__TASK 1__. Reproduce the entries below word for word, starting at the one that contains "menu-item-price: 780₽ [920,455,964,474]" and ending at the one that contains "menu-item [234,455,974,499]", with both of those included.

Posts Tagged ‘personal finance’

When you use a debit card, do you sign your name or enter your pin?

January 6, 2010

Do you know if your decision makes a difference? Do you know which one is better for you?

Nudge is a book grounded in economics, which means it argues incentives are a powerful tool for shaping human behavior. Nudge is also a book ground in psychology, which means it does not assume that people always see incentives or fully understand their implications.

The New York Times reports on an interesting example of these two points: Debit cards that require either a customer signature or a PIN number. Different companies involved in the payment chain have conflicting preferences about which ones customers should use. Customers, of course, have their own preference — the debit card that leads to the lowest overall price for whatever product they are buying. The problem is that most don’t know which card that is.

Continue reading post here.

Test yourself for investing overconfidence

June 8, 2009

Investors with an “overconfidence” bias often trade too much and manage their portfolio on a stock-by-stock basis—while assuming they can beat the market, which the University of Chicago’s Mr. Thaler says probably won’t happen.

Mr. Thaler recommends a little test for the presence of an overconfidence bias. “Write down 10 traits [such as ‘investment skill’ or ‘ability to make good stock picks’], then ask yourself how you rate compared to your co-workers. If you rate yourself above average on all of them, plead guilty,” he says.

(A run of entries)
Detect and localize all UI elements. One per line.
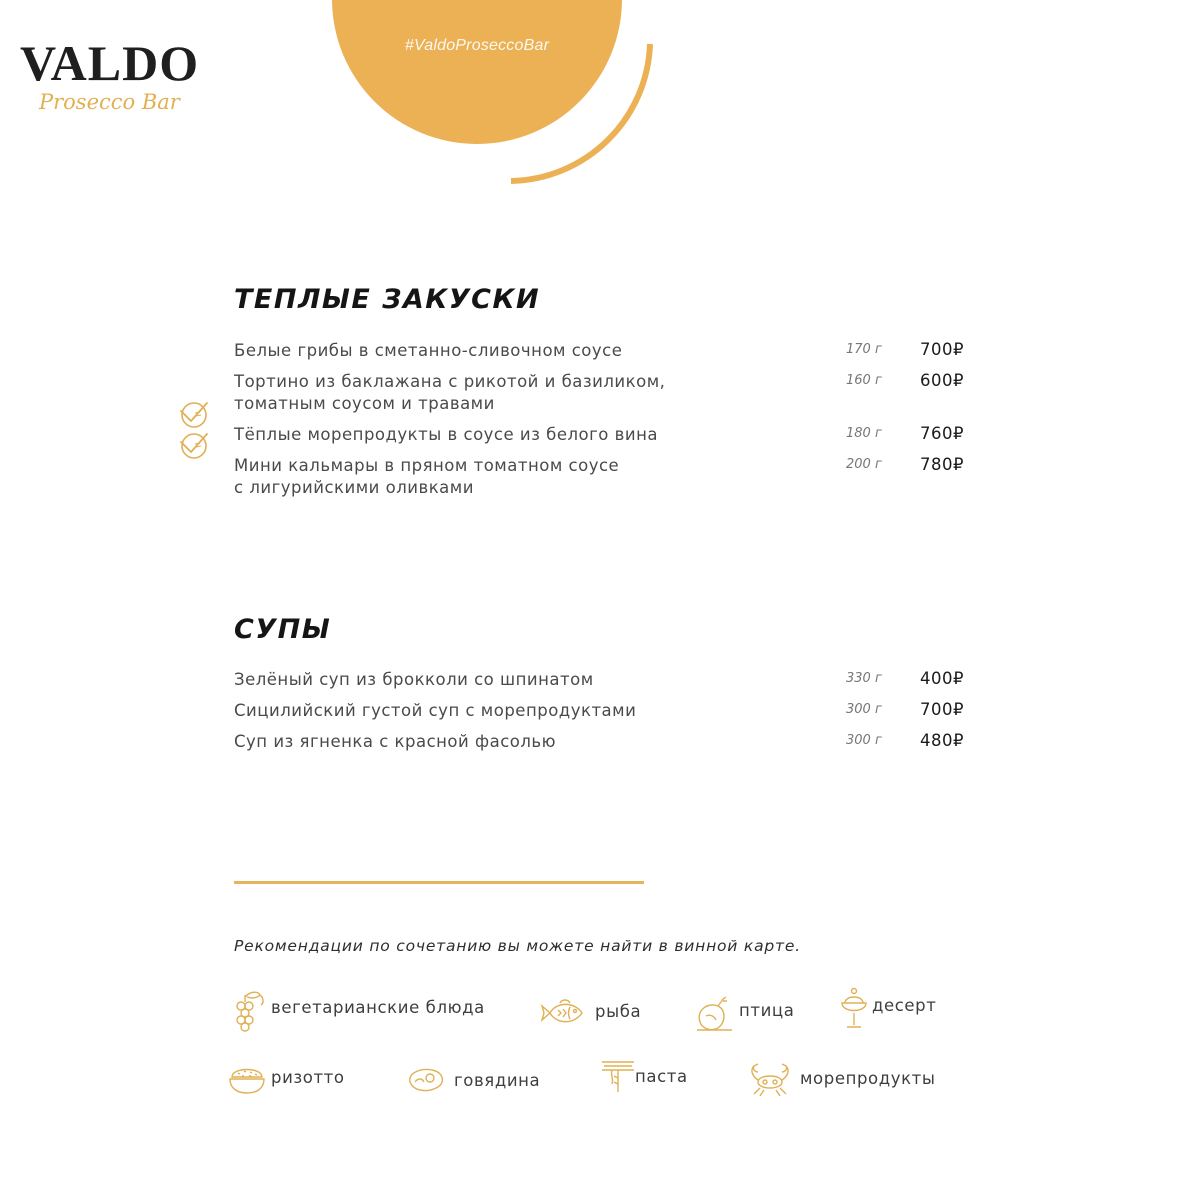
menu-item-price: 780₽ [920,455,964,474]
menu-item-weight: 300 г [846,702,882,717]
chef-check-icon [178,399,210,431]
legend-label: ризотто [271,1068,345,1087]
menu-item-weight: 300 г [846,733,882,748]
menu-item [234,669,974,691]
logo [20,35,200,114]
legend-label: десерт [872,996,937,1015]
section-title-soups: СУПЫ [234,614,332,645]
risotto-icon [228,1059,268,1099]
legend-label: говядина [454,1071,541,1090]
pairing-note: Рекомендации по сочетанию вы можете найти в винной карте. [234,937,801,955]
seafood-icon [746,1060,794,1100]
fish-icon [540,993,586,1033]
legend-label: морепродукты [800,1069,936,1088]
logo-name: VALDO [20,35,200,91]
menu-item [234,455,974,499]
legend-label: вегетарианские блюда [271,998,485,1017]
legend-label: рыба [595,1002,642,1021]
legend-label: птица [739,1001,795,1020]
menu-item-price: 480₽ [920,731,964,750]
dessert-icon [838,987,870,1033]
menu-item-price: 400₽ [920,669,964,688]
divider [234,881,644,884]
menu-item-price: 700₽ [920,700,964,719]
menu-item [234,700,974,722]
legend-label: паста [635,1067,688,1086]
menu-item [234,424,974,446]
menu-item [234,731,974,753]
menu-item-name: Тёплые морепродукты в соусе из белого вина [234,425,658,444]
menu-item-name: Мини кальмары в пряном томатном соусе с лигурийскими оливками [234,456,620,497]
menu-item [234,371,974,415]
menu-item-name: Тортино из баклажана с рикотой и базиликом, томатным соусом и травами [234,372,666,413]
logo-subtitle: Prosecco Bar [39,90,180,114]
menu-item-weight: 180 г [846,426,882,441]
hashtag: #ValdoProseccoBar [404,37,550,54]
pasta-icon [598,1058,638,1098]
menu-item-price: 760₽ [920,424,964,443]
poultry-icon [694,992,736,1034]
beef-icon [406,1062,448,1098]
section-title-warm-appetizers: ТЕПЛЫЕ ЗАКУСКИ [234,284,541,315]
menu-item-price: 700₽ [920,340,964,359]
menu-item-name: Зелёный суп из брокколи со шпинатом [234,670,594,689]
menu-item-weight: 170 г [846,342,882,357]
chef-check-icon [178,430,210,462]
menu-item-name: Сицилийский густой суп с морепродуктами [234,701,637,720]
menu-item-name: Суп из ягненка с красной фасолью [234,732,557,751]
menu-item-price: 600₽ [920,371,964,390]
vegetarian-icon [230,989,270,1033]
menu-item-name: Белые грибы в сметанно-сливочном соусе [234,341,623,360]
menu-item-weight: 330 г [846,671,882,686]
menu-item [234,340,974,362]
menu-item-weight: 160 г [846,373,882,388]
menu-item-weight: 200 г [846,457,882,472]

__TASK 2__.
Answer these questions about the personal finance posts above.
(a) Which newspaper reported on debit cards that require either a signature or a PIN?
(b) What date appears on the post about investing overconfidence?
(c) How many traits does Mr. Thaler's test ask you to write down?

__PROBLEM SOLUTION 1__.
menu-item-price: 780₽ [920,455,964,474]
menu-item-weight: 300 г [846,702,882,717]
chef-check-icon [178,399,210,431]
legend-label: ризотто [271,1068,345,1087]
menu-item-weight: 300 г [846,733,882,748]
menu-item [234,669,974,691]
logo [20,35,200,114]
legend-label: десерт [872,996,937,1015]
section-title-soups: СУПЫ [234,614,332,645]
risotto-icon [228,1059,268,1099]
legend-label: говядина [454,1071,541,1090]
pairing-note: Рекомендации по сочетанию вы можете найти в винной карте. [234,937,801,955]
seafood-icon [746,1060,794,1100]
fish-icon [540,993,586,1033]
legend-label: морепродукты [800,1069,936,1088]
logo-name: VALDO [20,35,200,91]
menu-item [234,455,974,499]

__PROBLEM SOLUTION 2__.
(a) The New York Times
(b) June 8, 2009
(c) 10